_Enunciado del ejercicio_
Responde con datos del fragmento a las siguientes preguntas.
(a) ¿Dónde fue el concierto de anoche?
(b) ¿De qué ciudad es The Schizophonics?
(c) ¿Qué género musical se nombra al describir el concierto como una misa negra?

_Fragmento_
((

Hay noches que no se explican, se viven. Y luego están las que se sobreviven. Lo de anoche en La lata de bombillas fue más bien lo segundo. The Schizophonics no dieron un concierto, dieron una terapia de electroshock, una puta misa negra de garage punk, una celebración sudorosa donde cada acorde era una descarga directa al sistema nervioso. En una industria musical domesticada por algoritmos y conciertos con coreografías pregrabadas, esta banda de San Diego es un recordatorio brutal de por qué nos enamoramos del rock: porque nos sacude y, si hace falta, nos revienta los tímpanos para volver a hacernos sentir vivos. Que no es poco.

))

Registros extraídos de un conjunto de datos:
((

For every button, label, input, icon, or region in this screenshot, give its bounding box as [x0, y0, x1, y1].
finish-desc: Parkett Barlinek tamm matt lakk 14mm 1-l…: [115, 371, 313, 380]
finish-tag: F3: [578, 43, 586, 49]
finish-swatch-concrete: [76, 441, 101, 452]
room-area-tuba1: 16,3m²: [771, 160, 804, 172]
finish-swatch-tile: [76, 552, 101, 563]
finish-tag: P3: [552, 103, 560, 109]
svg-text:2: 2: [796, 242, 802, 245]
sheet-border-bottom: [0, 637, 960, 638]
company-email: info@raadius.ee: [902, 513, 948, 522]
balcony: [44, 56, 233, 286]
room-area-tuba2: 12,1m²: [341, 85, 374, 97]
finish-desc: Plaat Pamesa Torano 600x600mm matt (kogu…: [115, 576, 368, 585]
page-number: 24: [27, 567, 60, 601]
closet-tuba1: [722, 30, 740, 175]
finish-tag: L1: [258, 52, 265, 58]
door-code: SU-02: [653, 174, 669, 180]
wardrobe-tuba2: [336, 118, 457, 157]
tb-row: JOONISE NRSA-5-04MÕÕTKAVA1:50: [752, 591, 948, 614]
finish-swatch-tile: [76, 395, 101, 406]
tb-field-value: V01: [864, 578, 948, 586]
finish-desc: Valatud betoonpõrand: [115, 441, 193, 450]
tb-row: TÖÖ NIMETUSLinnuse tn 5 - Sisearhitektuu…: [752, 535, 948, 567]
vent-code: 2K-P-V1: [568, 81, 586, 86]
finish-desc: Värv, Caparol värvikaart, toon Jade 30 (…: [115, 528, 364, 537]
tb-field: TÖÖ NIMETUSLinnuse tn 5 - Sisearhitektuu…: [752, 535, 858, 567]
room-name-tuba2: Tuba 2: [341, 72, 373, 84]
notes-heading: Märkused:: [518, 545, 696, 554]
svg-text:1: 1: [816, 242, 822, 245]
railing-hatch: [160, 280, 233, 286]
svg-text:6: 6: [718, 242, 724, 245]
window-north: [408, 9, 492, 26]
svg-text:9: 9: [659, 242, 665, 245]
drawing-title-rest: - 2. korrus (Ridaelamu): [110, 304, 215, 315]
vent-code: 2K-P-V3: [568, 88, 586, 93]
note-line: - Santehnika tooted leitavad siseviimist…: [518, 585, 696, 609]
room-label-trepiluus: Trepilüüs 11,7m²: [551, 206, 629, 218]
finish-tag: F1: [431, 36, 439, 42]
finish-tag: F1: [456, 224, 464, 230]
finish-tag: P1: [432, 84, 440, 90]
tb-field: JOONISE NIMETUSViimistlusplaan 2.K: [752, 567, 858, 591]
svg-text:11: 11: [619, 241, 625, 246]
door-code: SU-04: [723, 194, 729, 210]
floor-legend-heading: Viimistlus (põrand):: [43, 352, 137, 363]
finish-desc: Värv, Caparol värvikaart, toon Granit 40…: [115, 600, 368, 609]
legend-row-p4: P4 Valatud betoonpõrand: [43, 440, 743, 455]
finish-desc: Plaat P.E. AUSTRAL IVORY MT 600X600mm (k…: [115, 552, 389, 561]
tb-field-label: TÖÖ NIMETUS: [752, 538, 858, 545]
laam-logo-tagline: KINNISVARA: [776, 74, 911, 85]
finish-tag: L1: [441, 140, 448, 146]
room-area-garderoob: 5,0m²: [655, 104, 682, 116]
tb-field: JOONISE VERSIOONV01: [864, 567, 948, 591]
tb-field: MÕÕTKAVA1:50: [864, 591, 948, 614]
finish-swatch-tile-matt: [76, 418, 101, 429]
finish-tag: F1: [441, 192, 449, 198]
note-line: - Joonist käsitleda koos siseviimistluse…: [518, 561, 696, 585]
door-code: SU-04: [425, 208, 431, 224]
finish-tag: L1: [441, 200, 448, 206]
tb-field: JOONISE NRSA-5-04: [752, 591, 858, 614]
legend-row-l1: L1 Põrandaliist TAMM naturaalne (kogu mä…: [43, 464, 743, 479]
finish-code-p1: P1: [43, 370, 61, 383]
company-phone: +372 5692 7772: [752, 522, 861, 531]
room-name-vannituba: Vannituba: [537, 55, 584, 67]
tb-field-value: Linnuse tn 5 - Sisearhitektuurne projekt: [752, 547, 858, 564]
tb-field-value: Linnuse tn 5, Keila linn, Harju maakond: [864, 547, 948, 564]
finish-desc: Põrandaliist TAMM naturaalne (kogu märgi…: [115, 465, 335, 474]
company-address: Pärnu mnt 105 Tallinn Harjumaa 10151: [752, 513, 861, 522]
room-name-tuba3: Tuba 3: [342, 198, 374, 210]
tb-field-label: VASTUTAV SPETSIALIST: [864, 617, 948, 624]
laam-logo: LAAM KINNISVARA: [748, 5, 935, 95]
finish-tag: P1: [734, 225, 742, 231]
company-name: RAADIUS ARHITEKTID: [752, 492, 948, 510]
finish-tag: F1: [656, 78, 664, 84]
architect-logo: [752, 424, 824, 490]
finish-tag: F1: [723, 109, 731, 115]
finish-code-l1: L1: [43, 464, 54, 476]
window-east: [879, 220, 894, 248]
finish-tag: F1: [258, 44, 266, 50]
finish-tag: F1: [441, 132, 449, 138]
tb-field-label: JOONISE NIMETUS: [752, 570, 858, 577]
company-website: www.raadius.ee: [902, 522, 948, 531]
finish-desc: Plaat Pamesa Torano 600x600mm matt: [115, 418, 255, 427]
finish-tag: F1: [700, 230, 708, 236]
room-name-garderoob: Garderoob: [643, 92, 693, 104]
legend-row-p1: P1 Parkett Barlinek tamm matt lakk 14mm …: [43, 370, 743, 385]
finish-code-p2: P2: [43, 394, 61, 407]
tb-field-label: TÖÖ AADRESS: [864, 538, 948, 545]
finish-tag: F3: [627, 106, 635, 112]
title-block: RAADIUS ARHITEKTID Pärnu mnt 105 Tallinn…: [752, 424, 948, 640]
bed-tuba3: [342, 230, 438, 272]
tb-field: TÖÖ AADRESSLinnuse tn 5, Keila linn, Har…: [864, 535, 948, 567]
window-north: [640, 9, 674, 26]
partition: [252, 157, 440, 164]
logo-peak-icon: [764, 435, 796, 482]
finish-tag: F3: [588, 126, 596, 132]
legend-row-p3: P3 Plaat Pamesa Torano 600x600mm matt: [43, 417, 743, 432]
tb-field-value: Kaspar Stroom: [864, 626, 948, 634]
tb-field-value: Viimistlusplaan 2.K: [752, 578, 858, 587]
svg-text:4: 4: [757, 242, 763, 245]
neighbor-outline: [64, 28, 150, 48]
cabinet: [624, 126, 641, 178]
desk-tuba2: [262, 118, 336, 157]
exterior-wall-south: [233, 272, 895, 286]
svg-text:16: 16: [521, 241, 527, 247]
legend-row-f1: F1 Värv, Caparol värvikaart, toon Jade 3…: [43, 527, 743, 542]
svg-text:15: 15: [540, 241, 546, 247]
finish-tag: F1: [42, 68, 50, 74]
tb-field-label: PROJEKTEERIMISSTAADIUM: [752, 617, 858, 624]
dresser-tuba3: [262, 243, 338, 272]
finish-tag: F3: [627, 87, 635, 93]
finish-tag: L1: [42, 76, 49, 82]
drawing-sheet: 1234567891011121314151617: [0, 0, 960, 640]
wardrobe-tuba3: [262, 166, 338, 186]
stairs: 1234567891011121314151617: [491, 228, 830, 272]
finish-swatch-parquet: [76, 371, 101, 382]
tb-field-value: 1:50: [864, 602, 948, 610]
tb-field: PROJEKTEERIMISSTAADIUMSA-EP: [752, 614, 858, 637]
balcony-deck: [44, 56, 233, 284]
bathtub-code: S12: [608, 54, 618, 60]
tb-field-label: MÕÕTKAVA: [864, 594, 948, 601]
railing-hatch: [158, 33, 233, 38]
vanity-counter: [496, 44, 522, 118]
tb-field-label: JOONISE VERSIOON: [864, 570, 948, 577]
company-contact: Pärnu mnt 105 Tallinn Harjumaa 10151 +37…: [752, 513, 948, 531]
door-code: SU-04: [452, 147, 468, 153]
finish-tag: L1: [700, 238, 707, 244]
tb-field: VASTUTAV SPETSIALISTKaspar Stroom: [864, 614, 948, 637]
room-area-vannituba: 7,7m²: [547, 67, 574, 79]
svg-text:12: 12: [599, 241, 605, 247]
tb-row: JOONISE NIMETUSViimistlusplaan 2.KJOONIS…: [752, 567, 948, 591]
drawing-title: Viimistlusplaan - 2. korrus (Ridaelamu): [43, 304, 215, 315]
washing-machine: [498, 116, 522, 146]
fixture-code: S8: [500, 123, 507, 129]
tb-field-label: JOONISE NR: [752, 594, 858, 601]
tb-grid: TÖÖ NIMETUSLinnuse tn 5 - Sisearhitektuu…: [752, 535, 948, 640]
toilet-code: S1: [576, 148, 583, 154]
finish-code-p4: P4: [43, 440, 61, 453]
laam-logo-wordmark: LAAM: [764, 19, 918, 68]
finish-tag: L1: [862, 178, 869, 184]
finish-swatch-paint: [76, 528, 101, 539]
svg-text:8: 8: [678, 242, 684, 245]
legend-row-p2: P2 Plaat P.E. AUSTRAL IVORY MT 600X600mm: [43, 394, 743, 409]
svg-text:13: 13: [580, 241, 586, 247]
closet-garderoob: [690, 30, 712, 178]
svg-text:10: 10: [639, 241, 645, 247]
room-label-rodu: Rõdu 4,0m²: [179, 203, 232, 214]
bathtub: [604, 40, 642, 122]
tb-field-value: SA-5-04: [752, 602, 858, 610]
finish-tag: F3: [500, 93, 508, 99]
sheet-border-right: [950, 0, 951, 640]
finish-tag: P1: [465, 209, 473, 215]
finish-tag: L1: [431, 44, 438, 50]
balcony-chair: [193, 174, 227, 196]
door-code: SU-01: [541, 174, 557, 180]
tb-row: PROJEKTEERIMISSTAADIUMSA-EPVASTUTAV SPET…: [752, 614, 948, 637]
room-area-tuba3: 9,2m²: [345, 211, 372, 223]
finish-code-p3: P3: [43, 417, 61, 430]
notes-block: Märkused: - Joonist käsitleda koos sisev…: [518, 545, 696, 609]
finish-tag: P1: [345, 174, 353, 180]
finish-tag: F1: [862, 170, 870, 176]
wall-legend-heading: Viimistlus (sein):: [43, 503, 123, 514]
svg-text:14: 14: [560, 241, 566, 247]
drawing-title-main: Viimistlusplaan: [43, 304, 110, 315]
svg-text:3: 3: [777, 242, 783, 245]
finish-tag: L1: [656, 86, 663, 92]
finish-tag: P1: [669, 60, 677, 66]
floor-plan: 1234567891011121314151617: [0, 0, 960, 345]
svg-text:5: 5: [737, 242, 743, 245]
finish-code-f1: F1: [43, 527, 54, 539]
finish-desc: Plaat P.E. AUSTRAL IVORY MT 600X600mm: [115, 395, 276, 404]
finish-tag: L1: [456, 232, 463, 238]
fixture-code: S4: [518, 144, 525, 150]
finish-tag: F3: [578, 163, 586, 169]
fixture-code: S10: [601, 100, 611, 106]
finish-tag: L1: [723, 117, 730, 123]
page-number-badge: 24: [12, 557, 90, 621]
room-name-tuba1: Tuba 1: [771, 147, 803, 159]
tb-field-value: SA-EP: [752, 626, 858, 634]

))

_Respuesta del ejercicio_
(a) En La lata de bombillas.
(b) De San Diego.
(c) El garage punk.